◆ **Excerpt**
# <center>Natural Language Processing Hands-on # 1</center>
<center><span style="font-weight: bold; font-size: 1.8rem;">Representing words and sentences</span></center>

Since most of the algorithms existing out there are designed to handle numerical data, they are hardly applicable on raw texts. However, it is definitely possible to convert a text to a numerical representation.

Ideal representations should handle **semantic**, **polysemy**, **irony** and lots of other specificities of texts. Along the decades, many text representations have been introduced to handle as many specificities as possible.

In this hands-on, you will have to convert a given corpus of texts to various representations and highlight their pros / cons.

# Installation of required packages

The packages listed below should be installed. Using a virtual environment is highly recommended but not mandatory -- that is just good practice.

In [1]:
pip install -U gensim

Requirement already up-to-date: gensim in c:\logiciels\anaconda\lib\site-packages (4.1.2)
Note: you may need to restart the kernel to use updated packages.


In [2]:
import random

from pprint import pprint as pp

import gensim
import nltk
import numpy as np
import pandas as pd
import scipy as sp

from gensim.models import KeyedVectors
from gensim.test.utils import datapath
from sklearn.decomposition import TruncatedSVD
from sklearn.decomposition import PCA

import nltk
# Uncomment the following line to download the reuters dataset
# nltk.download('reuters')
from nltk.corpus import reuters

START_TOKEN = '<START>'
END_TOKEN = '<END>'

np.random.seed(0)
random.seed(0)

**Note**: In NLP, we often add `<START>` and `<END>` tokens to represent the beginning and end of sentences, paragraphs or documents.

# Part 0 - Exploring the dataset

The Reuters Corpus that we will use contains 10,788 news documents totaling 1.3 million words. The documents have been classified into 90 categories.

Before diving into word representations, let's explore it a little bit and simply preprocess its texts to make it more suitable.

---

We will need to standardize all texts before converting anything to a numerical representations, since it will reduce the vocabulary size. Modify the following function to:

* Add the `START_TOKEN` and `END_TOKEN` at the beginning and end of each document
* Lowercase every words
* Remove the punctuation from each document

In [3]:
nltk.download('reuters')

[nltk_data] Downloading package reuters to
[nltk_data]     C:\Users\Armel\AppData\Roaming\nltk_data...


True

In [37]:
def read_corpus(category="tea"):
    """ Read files from the specified Reuter's category.
        Params:
            category (string): category name
        Return:
            list of lists, with words from each of the processed files
    """

Layout element entries
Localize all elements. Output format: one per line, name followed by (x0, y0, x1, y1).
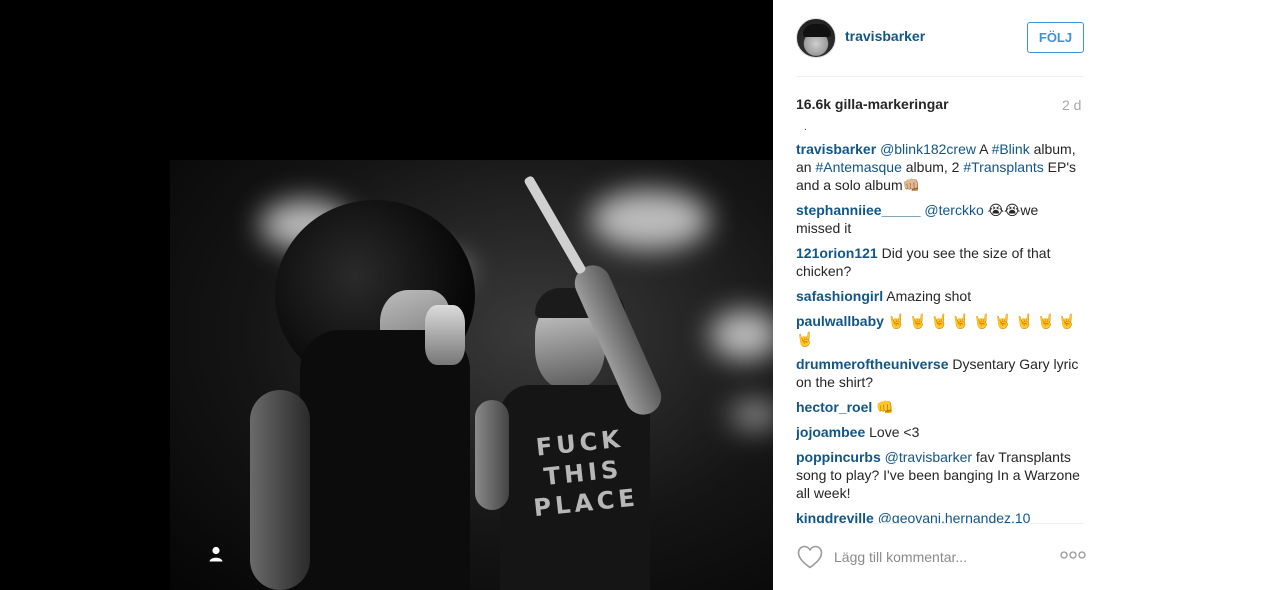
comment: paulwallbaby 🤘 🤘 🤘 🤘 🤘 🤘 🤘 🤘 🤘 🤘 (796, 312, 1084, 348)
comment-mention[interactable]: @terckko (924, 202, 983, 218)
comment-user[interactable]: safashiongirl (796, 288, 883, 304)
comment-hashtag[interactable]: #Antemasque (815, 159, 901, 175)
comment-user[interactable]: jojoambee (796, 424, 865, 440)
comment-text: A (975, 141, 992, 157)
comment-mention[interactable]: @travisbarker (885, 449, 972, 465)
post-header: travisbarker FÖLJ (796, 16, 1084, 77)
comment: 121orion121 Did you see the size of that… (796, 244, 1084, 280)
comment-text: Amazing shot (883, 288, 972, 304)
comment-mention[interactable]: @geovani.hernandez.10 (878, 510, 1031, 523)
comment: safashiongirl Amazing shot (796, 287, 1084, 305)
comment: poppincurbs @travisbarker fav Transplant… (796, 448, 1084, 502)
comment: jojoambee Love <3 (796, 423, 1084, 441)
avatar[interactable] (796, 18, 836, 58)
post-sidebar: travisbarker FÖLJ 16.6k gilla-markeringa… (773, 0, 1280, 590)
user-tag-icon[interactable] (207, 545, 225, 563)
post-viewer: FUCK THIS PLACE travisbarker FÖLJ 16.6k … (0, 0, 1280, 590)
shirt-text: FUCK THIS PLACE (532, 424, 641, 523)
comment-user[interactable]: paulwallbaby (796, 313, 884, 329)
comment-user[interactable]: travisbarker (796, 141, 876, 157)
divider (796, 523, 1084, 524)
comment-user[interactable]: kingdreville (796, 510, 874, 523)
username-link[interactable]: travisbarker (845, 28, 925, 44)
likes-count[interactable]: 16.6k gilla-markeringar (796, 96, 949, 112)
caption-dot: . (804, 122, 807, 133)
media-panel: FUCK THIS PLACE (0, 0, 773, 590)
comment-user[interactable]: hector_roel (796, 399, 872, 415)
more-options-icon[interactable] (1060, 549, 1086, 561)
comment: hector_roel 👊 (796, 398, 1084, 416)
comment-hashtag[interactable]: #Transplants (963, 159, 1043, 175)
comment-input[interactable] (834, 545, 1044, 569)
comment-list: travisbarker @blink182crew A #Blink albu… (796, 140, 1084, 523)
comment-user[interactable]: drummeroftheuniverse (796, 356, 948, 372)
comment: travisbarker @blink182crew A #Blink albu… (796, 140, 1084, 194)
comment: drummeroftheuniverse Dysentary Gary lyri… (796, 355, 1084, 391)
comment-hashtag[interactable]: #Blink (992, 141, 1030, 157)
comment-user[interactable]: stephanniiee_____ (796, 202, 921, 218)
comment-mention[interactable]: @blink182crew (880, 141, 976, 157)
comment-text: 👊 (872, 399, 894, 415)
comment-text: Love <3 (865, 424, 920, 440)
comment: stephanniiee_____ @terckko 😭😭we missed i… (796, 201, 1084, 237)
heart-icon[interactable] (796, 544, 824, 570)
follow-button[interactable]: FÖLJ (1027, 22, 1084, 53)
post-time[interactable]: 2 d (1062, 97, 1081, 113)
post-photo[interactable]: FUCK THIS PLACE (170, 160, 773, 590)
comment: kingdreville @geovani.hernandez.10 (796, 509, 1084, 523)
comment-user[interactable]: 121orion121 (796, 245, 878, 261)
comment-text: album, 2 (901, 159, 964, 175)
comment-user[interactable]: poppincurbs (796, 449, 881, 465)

◆ **Direction 1**
According to the hands-on notebook, how many news documents does the Reuters Corpus contain?
◆ **Direction 2**
Which text specificities appear in bold in the hands-on notebook as things an ideal representation should handle?
◆ **Direction 3**
Rewrite the passage of the hands-on notebook starting at "In this hands-on, you" and ending at "just good practice.", with "highly recommended" replaced by "strongly advised".
Rely only on the hands-on notebook.

◆ **Correct result 1**
10,788 news documents.

◆ **Correct result 2**
Semantic, polysemy, and irony.

◆ **Correct result 3**
In this hands-on, you will have to convert a given corpus of texts to various representations and highlight their pros / cons.

# Installation of required packages

The packages listed below should be installed. Using a virtual environment is strongly advised but not mandatory -- that is just good practice.